== What is being asked ==
Take each line containing "illustration" and report it exactly as written.

== Extracted information ==
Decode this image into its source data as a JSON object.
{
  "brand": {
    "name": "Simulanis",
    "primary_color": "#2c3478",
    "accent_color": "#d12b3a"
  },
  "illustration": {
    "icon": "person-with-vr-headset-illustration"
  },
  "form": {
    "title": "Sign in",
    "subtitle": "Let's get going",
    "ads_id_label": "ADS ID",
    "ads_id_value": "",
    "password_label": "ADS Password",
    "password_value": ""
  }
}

== Exercise solution ==
  "illustration": {
    "icon": "person-with-vr-headset-illustration"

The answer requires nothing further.